**Problem set:**
- A) In the Xen bug report, which emulated network device seems to work?
- B) Summarize the Xen bug report in two sentences.
- C) Resume the Xen bug report from the point where it stops.
-- Start Text extract --
[Oneiric] Xen HVM: transmit timeouts on emulated 8139cp device

Bug #854829 reported by Stefan Bader on 2011-09-20
14
This bug affects 1 person
Affects Status Importance Assigned to Milestone
xen (Ubuntu)
Medium
Chuck Short
Oneiric
Medium
Chuck Short
Precise
Undecided
Unassigned

Bug Description

Using an Oneiric dom0 and an Oneiric HVM domU, the network comes initially up, DHCP succeeds and the interface has an IP address assigned. Pings usually are successful. But any higher traffic (like doing an apt-get update) causes the network to hang. After a while the net device watchdog triggers and resets the connection. In dmesg there are also messages like this:

8139cp: 0000:00:04.0: eth0: Transmit timeout, status d 3b 5 80ff

Stefan Bader (smb) on 2011-09-20
Changed in xen (Ubuntu):
assignee: nobody → Stefan Bader (stefan-bader-canonical)
importance: Undecided → Medium
status: New → Confirmed
Stefan Bader (smb) wrote :

Testing various emulated devices shows:
- ne2k_pci gets the tx problems almost immediatly
- 8139cp on any slightly higher traffic
- e1000 seems to work

When pirq's are not used, 8139cp also works again. So there seems to be a subtle bug in the delivery of those.

Dave Walker (davewalker) on 2011-09-27
tags: added: server-o-ro
Stefan Bader (smb) wrote :
Download full text (3.3 KiB)

Replicating some information that was sent to the mailing list:

It took quite a bit of time but at least I got some hopefully useful information
now. So in general, whenever an interrupt is asserted,
the hypervisor runs through this:

__hvm_pci_intx_assert:
  when assert count was 0 before incrementing
    call assert_gsi
      call send_guest_pirq (when hvm uses pirq)

In the send_guest_pirq chain is a call to evtchn_set_pending which tests as one
of the first actions whether evtchn_pending in the shared_info is set. If that
is the case the call immediately returns with 1.

Adding printks to call_assert_gsi, I noticed that
- When things stop working, the last call to send_guest_pirq returned 1.
- But not every time the return code is one, the stall happens.
- e1000 also has cases where send_guest_pirq returns 1 but they happen much
  less often (than using the 8139cp).

Usually every intx_assert has a intx_deassert call that follows. when the stall
occurs, this does not happen. Right here I got some troubles to understand where
this intx_deassert is actually triggered. With an added WARN_ON the stack traces
seem odd, like this:

(XEN) [<ffff82c4801abd9c>] __hvm_pci_intx_deassert+0x6c/0x130
(XEN) [<ffff82c4801ac43e>] hvm_pci_intx_deassert+0x3e/0x60
(XEN) [<ffff82c4801a8148>] do_hvm_op+0x3b8/0x1e60
(XEN) [<ffff82c480168ea1>] do_update_descriptor+0x171/0x220
(XEN) [<ffff82c48017dba6>] copy_from_user+0x26/0x90
(XEN) [<ffff82c4801f9446>] do_iret+0xb6/0x1a0
(XEN) [<ffff82c4801f4f28>] syscall_enter+0x88/0x8d

Not really sure how one gets from do_update_descriptor to do_hvm_op and the only
thing in there which does the deassert is some irq level setting.
-- End Text extract --
-- Start Supplied material --
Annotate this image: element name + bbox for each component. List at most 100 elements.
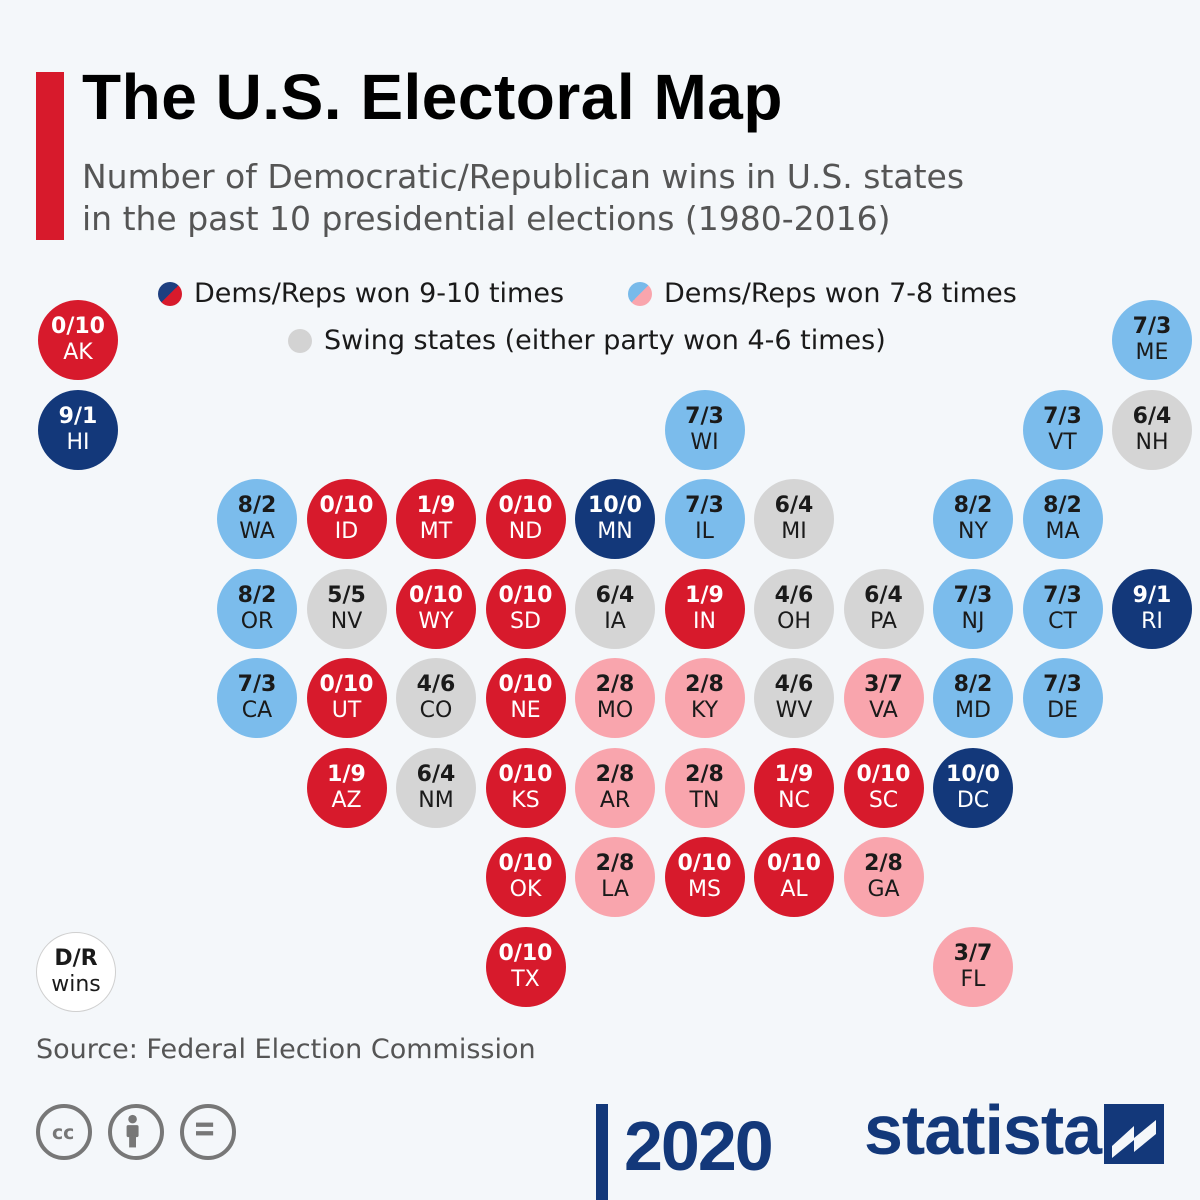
state-abbr: SD bbox=[510, 608, 541, 634]
state-wins: 0/10 bbox=[498, 761, 553, 787]
state-abbr: VA bbox=[869, 698, 898, 723]
state-wins: 7/3 bbox=[1043, 672, 1082, 697]
state-tile-tx: 0/10 TX bbox=[485, 926, 566, 1007]
state-wins: 0/10 bbox=[498, 940, 553, 966]
state-abbr: DC bbox=[956, 787, 990, 813]
state-tile-wy: 0/10 WY bbox=[396, 568, 476, 649]
subtitle: Number of Democratic/Republican wins in … bbox=[82, 156, 1162, 240]
state-wins: 0/10 bbox=[677, 851, 732, 876]
state-abbr: FL bbox=[960, 966, 986, 992]
creative-commons-icon: cc bbox=[36, 1104, 92, 1160]
state-wins: 10/0 bbox=[946, 761, 1000, 787]
state-tile-ri: 9/1 RI bbox=[1112, 568, 1192, 649]
state-abbr: NH bbox=[1135, 429, 1169, 455]
state-abbr: VT bbox=[1048, 429, 1077, 455]
state-abbr: ME bbox=[1135, 340, 1169, 365]
state-tile-la: 2/8 LA bbox=[575, 837, 655, 917]
state-abbr: WV bbox=[775, 698, 813, 723]
state-abbr: MN bbox=[597, 519, 633, 544]
state-wins: 0/10 bbox=[498, 851, 553, 876]
state-abbr: DE bbox=[1047, 698, 1078, 723]
state-abbr: AZ bbox=[331, 787, 362, 813]
state-tile-ne: 0/10 NE bbox=[485, 658, 566, 738]
state-wins: 8/2 bbox=[237, 493, 277, 518]
page-title: The U.S. Electoral Map bbox=[82, 61, 783, 133]
state-abbr: OK bbox=[509, 877, 542, 902]
state-tile-ak: 0/10 AK bbox=[38, 300, 118, 380]
statista-logo: statista bbox=[864, 1091, 1102, 1169]
state-wins: 4/6 bbox=[774, 672, 814, 697]
state-tile-or: 8/2 OR bbox=[217, 568, 297, 649]
state-wins: 6/4 bbox=[416, 761, 456, 787]
map-key-sublabel: wins bbox=[51, 972, 101, 997]
state-wins: 7/3 bbox=[685, 493, 724, 518]
map-key-label: D/R bbox=[54, 946, 98, 971]
state-wins: 8/2 bbox=[1043, 493, 1082, 518]
state-wins: 7/3 bbox=[1043, 582, 1082, 608]
source-note: Source: Federal Election Commission bbox=[36, 1034, 536, 1065]
state-wins: 8/2 bbox=[237, 582, 277, 608]
state-tile-nh: 6/4 NH bbox=[1112, 389, 1192, 470]
state-wins: 8/2 bbox=[953, 493, 993, 518]
state-abbr: PA bbox=[870, 608, 897, 634]
state-tile-nm: 6/4 NM bbox=[396, 747, 476, 828]
state-wins: 0/10 bbox=[319, 493, 374, 518]
state-wins: 0/10 bbox=[51, 314, 105, 339]
state-tile-al: 0/10 AL bbox=[754, 837, 834, 917]
state-abbr: HI bbox=[66, 429, 90, 455]
state-wins: 6/4 bbox=[864, 582, 903, 608]
state-tile-sc: 0/10 SC bbox=[843, 747, 924, 828]
state-wins: 1/9 bbox=[774, 761, 814, 787]
state-abbr: IN bbox=[693, 608, 716, 634]
state-abbr: IA bbox=[604, 608, 626, 634]
state-tile-de: 7/3 DE bbox=[1022, 658, 1103, 738]
state-wins: 2/8 bbox=[595, 851, 635, 876]
state-wins: 10/0 bbox=[588, 493, 642, 518]
state-abbr: SC bbox=[868, 787, 899, 813]
state-tile-nj: 7/3 NJ bbox=[933, 568, 1013, 649]
state-abbr: AL bbox=[780, 877, 808, 902]
state-wins: 0/10 bbox=[498, 493, 553, 518]
state-wins: 1/9 bbox=[327, 761, 366, 787]
state-tile-ca: 7/3 CA bbox=[217, 658, 297, 738]
state-tile-nd: 0/10 ND bbox=[485, 479, 566, 559]
state-wins: 2/8 bbox=[595, 672, 635, 697]
state-abbr: ND bbox=[508, 519, 543, 544]
state-abbr: WI bbox=[690, 429, 719, 455]
state-abbr: TN bbox=[689, 787, 720, 813]
state-abbr: CO bbox=[419, 698, 453, 723]
state-tile-hi: 9/1 HI bbox=[38, 389, 118, 470]
state-wins: 3/7 bbox=[953, 940, 993, 966]
state-tile-ga: 2/8 GA bbox=[843, 837, 924, 917]
no-derivatives-icon bbox=[180, 1104, 236, 1160]
state-abbr: NM bbox=[418, 787, 454, 813]
state-wins: 9/1 bbox=[1132, 582, 1172, 608]
state-abbr: LA bbox=[601, 877, 629, 902]
state-tile-pa: 6/4 PA bbox=[843, 568, 924, 649]
state-tile-ky: 2/8 KY bbox=[664, 658, 745, 738]
attribution-icon bbox=[108, 1104, 164, 1160]
state-abbr: OH bbox=[777, 608, 811, 634]
legend-dot-swing-icon bbox=[288, 328, 312, 353]
legend-dot-lean-icon bbox=[628, 281, 652, 306]
state-tile-oh: 4/6 OH bbox=[754, 568, 834, 649]
state-tile-dc: 10/0 DC bbox=[933, 747, 1013, 828]
subtitle-line-2: in the past 10 presidential elections (1… bbox=[82, 199, 891, 238]
state-abbr: GA bbox=[867, 877, 900, 902]
state-wins: 6/4 bbox=[774, 493, 814, 518]
state-abbr: MA bbox=[1045, 519, 1080, 544]
state-abbr: AK bbox=[63, 340, 93, 365]
legend-item-strong: Dems/Reps won 9-10 times bbox=[158, 278, 564, 309]
state-abbr: NC bbox=[778, 787, 810, 813]
state-tile-nc: 1/9 NC bbox=[754, 747, 834, 828]
legend-label-swing: Swing states (either party won 4-6 times… bbox=[324, 325, 886, 356]
legend-item-swing: Swing states (either party won 4-6 times… bbox=[288, 325, 886, 356]
state-abbr: NE bbox=[510, 698, 541, 723]
state-abbr: RI bbox=[1141, 608, 1163, 634]
state-tile-co: 4/6 CO bbox=[396, 658, 476, 738]
state-wins: 7/3 bbox=[237, 672, 277, 697]
state-wins: 4/6 bbox=[416, 672, 456, 697]
state-tile-ok: 0/10 OK bbox=[485, 837, 566, 917]
state-abbr: AR bbox=[599, 787, 631, 813]
state-abbr: UT bbox=[331, 698, 362, 723]
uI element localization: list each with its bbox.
-- End Supplied material --
**Answers to the tasks:**
- A) The e1000 device seems to work.

- B) With an Oneiric dom0 and an Oneiric HVM domU, the network comes up but hangs on any higher traffic, and the net device watchdog resets the connection while dmesg shows 8139cp transmit timeouts. Testing showed that ne2k_pci fails almost immediately, e1000 seems to work, and 8139cp works again when pirqs are not used, which suggests a subtle bug in how they are delivered.

- C)
Actually the guest does not really do much do EOI (which I had been assuming).
But since domain_pirq_to_irq maps to 0 for emuirqs, the call to
PHYSDEVOP_irq_status_query will hit the following and not set the flag for
needing EOI.

        irq_status_query.flags = 0;
        if ( is_hvm_domain(v->domain) &&
             domain_pirq_to_irq(v->domain, irq) <= 0 )
        {
            ret = copy_to_guest(arg, &irq_status_query, 1) ? -EFAULT : 0;
            break;
        }

So all the guest is doing is to clear evtchn_pending in the pirq EOI function. I
fail to understand what actually is doing the hvm_pci_intx_deassert calls but
the way the fasteoi code in the guest looks to be working, there seems to be
some gap between calling the handler and the eoi function... So from what I see,
I would assume the following:

dom0 domU
- intx_assert (count 0->1)
- send_guest_pirq = 0
  (evtchn_pending = 1)
                                         - upcall starts fasteoi handler
- something does intx_deassert
  (count 1->0)
- intx_assert (count 0->1)
- send_guest_pirq = 1
  (evtchn_pending still set)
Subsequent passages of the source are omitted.